- REQUEST:
Leaving out the pictures, please retype each record exactly.

Dataset entries
* * * *

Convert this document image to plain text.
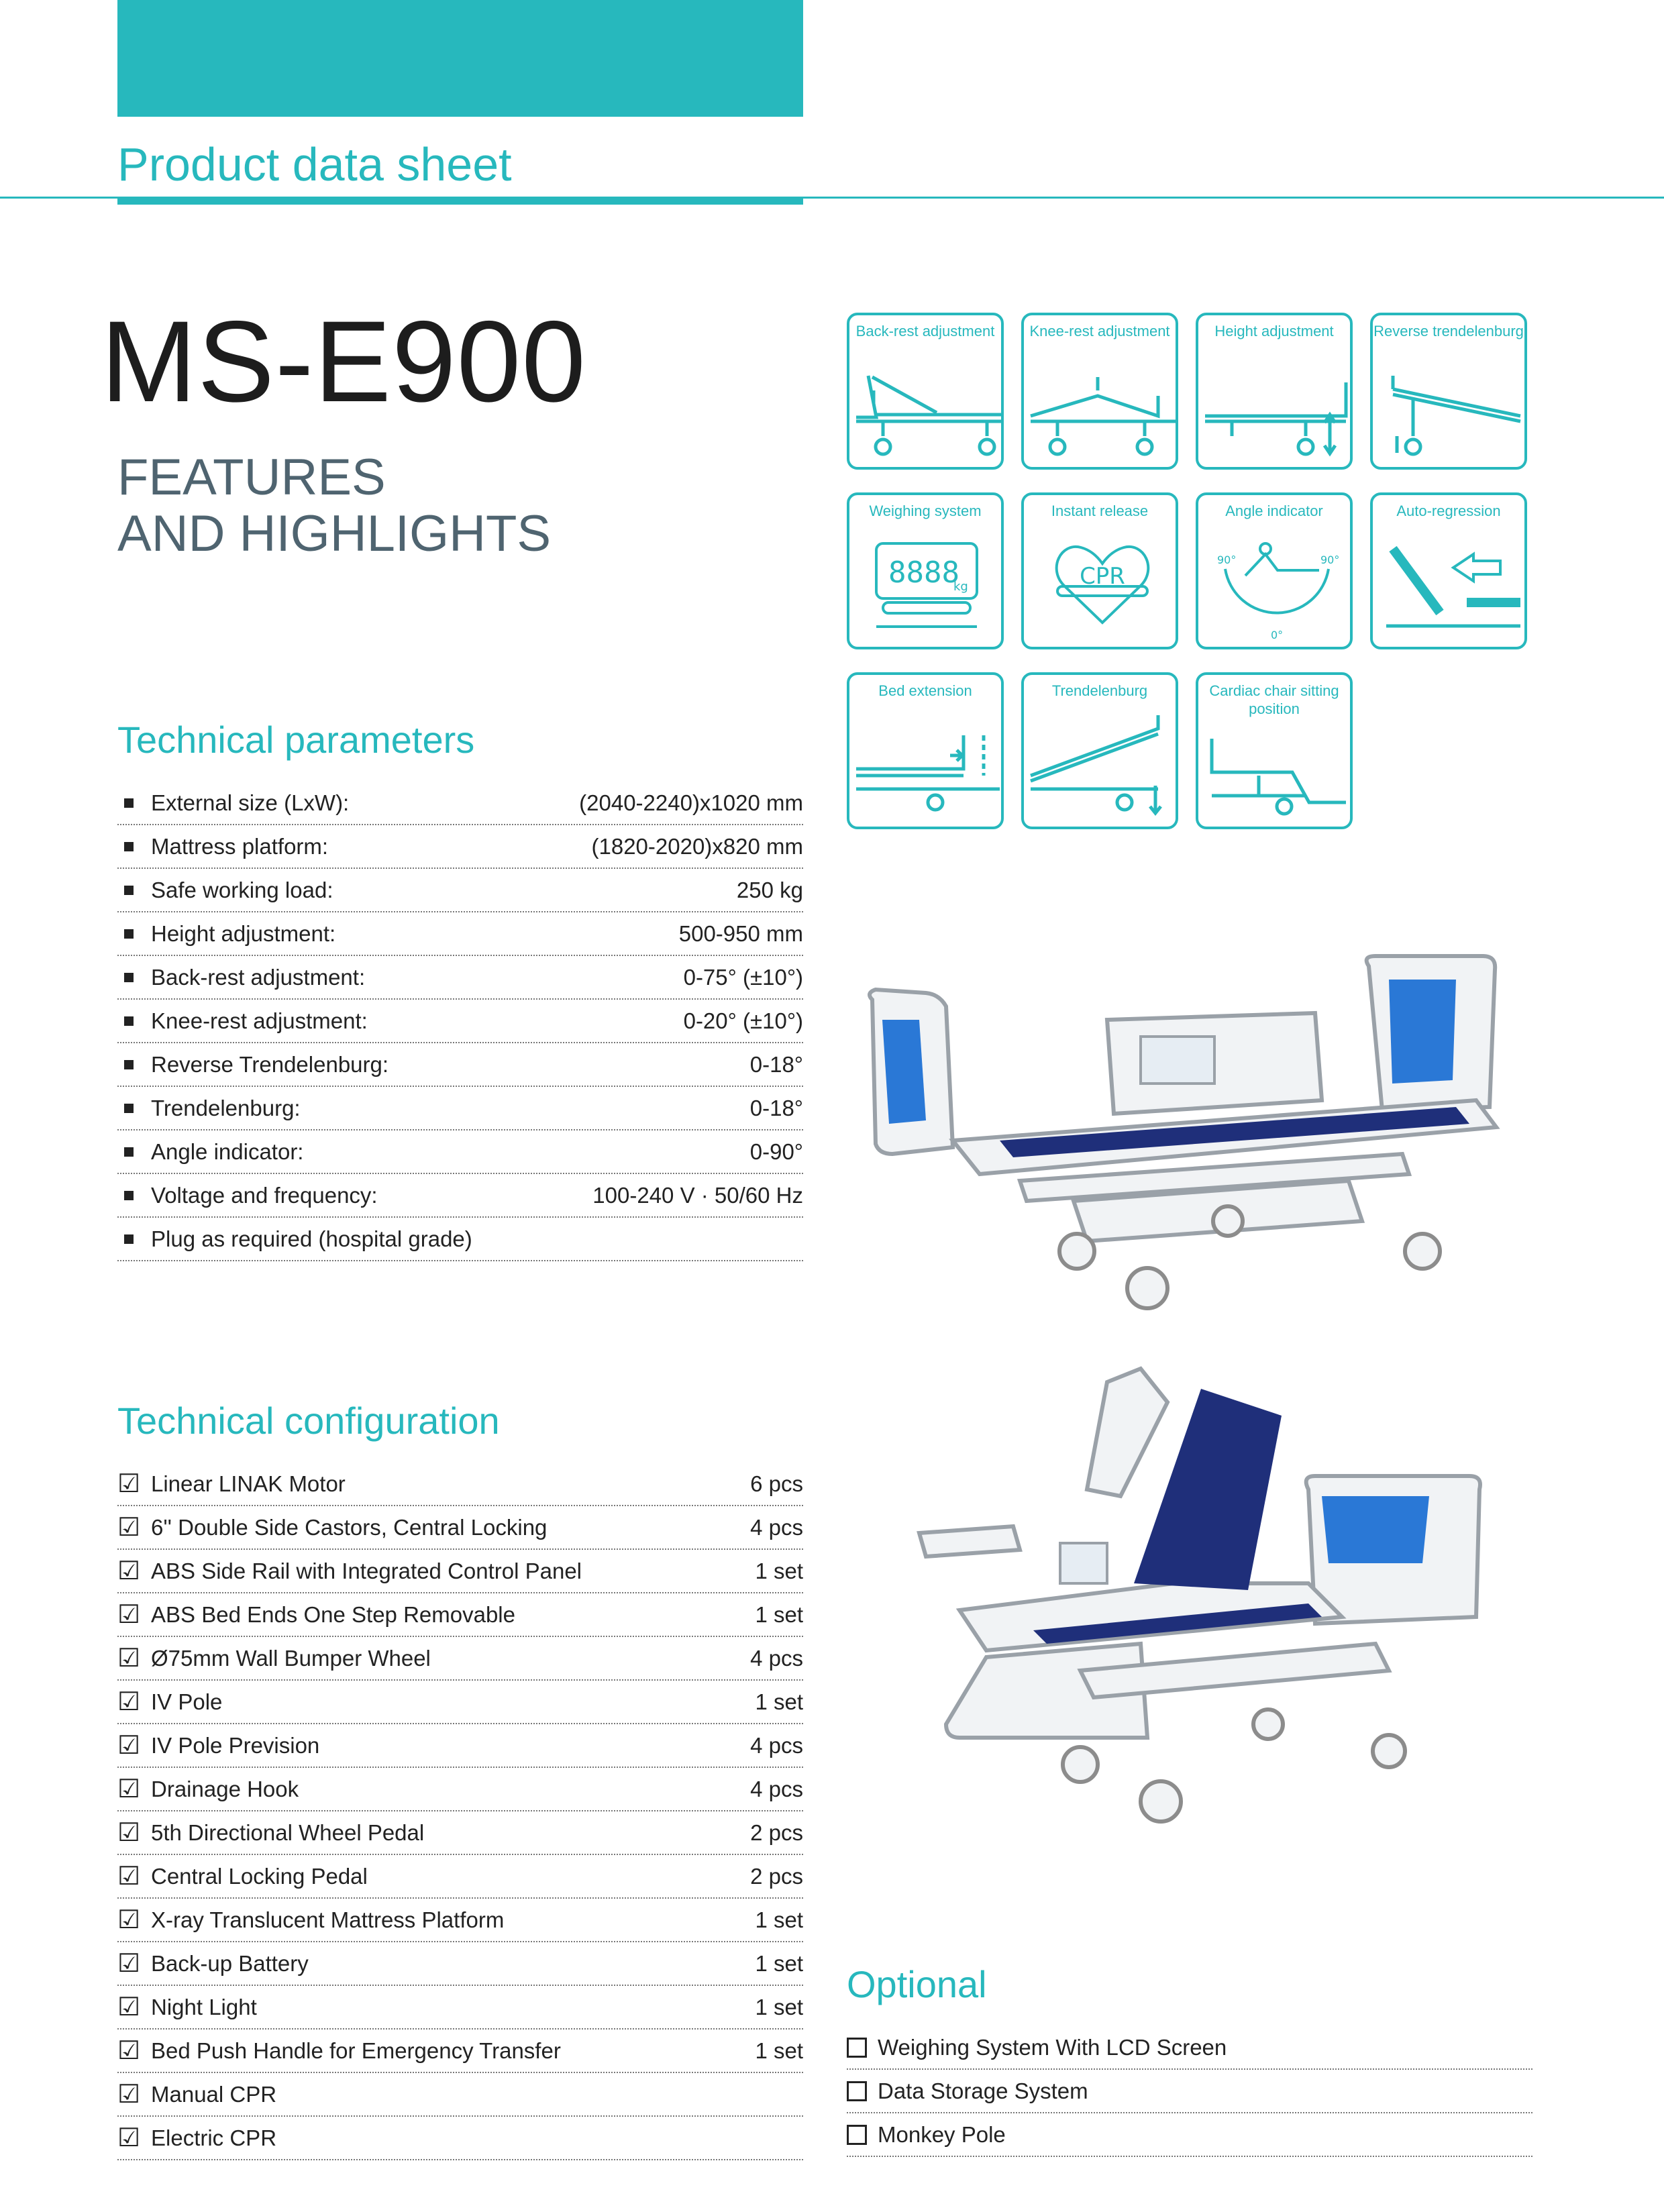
Product data sheet
MS-E900
FEATURES
AND HIGHLIGHTS
Back-rest adjustment	Knee-rest adjustment	Height adjustment	Reverse trendelenburg
Weighing system
8888
kg
Instant release
CPR
Angle indicator
90°	90°
0°
Auto-regression
Bed extension	Trendelenburg	Cardiac chair sitting position
Technical parameters
External size (LxW):	(2040-2240)x1020 mm
Mattress platform:	(1820-2020)x820 mm
Safe working load:	250 kg
Height adjustment:	500-950 mm
Back-rest adjustment:	0-75° (±10°)
Knee-rest adjustment:	0-20° (±10°)
Reverse Trendelenburg:	0-18°
Trendelenburg:	0-18°
Angle indicator:	0-90°
Voltage and frequency:	100-240 V · 50/60 Hz
Plug as required (hospital grade)
Technical configuration
☑ Linear LINAK Motor	6 pcs
☑ 6'' Double Side Castors, Central Locking	4 pcs
☑ ABS Side Rail with Integrated Control Panel	1 set
☑ ABS Bed Ends One Step Removable	1 set
☑ Ø75mm Wall Bumper Wheel	4 pcs
☑ IV Pole	1 set
☑ IV Pole Prevision	4 pcs
☑ Drainage Hook	4 pcs
☑ 5th Directional Wheel Pedal	2 pcs
☑ Central Locking Pedal	2 pcs
☑ X-ray Translucent Mattress Platform	1 set
☑ Back-up Battery	1 set
☑ Night Light	1 set
☑ Bed Push Handle for Emergency Transfer	1 set
☑ Manual CPR
☑ Electric CPR
Optional
Weighing System With LCD Screen
Data Storage System
Monkey Pole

* * * *

- COMPLETE OUTPUT:
Convert this document image to plain text.
Product data sheet
MS-E900
FEATURES
AND HIGHLIGHTS
Back-rest adjustment	Knee-rest adjustment	Height adjustment	Reverse trendelenburg
Weighing system
8888
kg
Instant release
CPR
Angle indicator
90°	90°
0°
Auto-regression
Bed extension	Trendelenburg	Cardiac chair sitting position
Technical parameters
External size (LxW):	(2040-2240)x1020 mm
Mattress platform:	(1820-2020)x820 mm
Safe working load:	250 kg
Height adjustment:	500-950 mm
Back-rest adjustment:	0-75° (±10°)
Knee-rest adjustment:	0-20° (±10°)
Reverse Trendelenburg:	0-18°
Trendelenburg:	0-18°
Angle indicator:	0-90°
Voltage and frequency:	100-240 V · 50/60 Hz
Plug as required (hospital grade)
Technical configuration
☑ Linear LINAK Motor	6 pcs
☑ 6'' Double Side Castors, Central Locking	4 pcs
☑ ABS Side Rail with Integrated Control Panel	1 set
☑ ABS Bed Ends One Step Removable	1 set
☑ Ø75mm Wall Bumper Wheel	4 pcs
☑ IV Pole	1 set
☑ IV Pole Prevision	4 pcs
☑ Drainage Hook	4 pcs
☑ 5th Directional Wheel Pedal	2 pcs
☑ Central Locking Pedal	2 pcs
☑ X-ray Translucent Mattress Platform	1 set
☑ Back-up Battery	1 set
☑ Night Light	1 set
☑ Bed Push Handle for Emergency Transfer	1 set
☑ Manual CPR
☑ Electric CPR
Optional
Weighing System With LCD Screen
Data Storage System
Monkey Pole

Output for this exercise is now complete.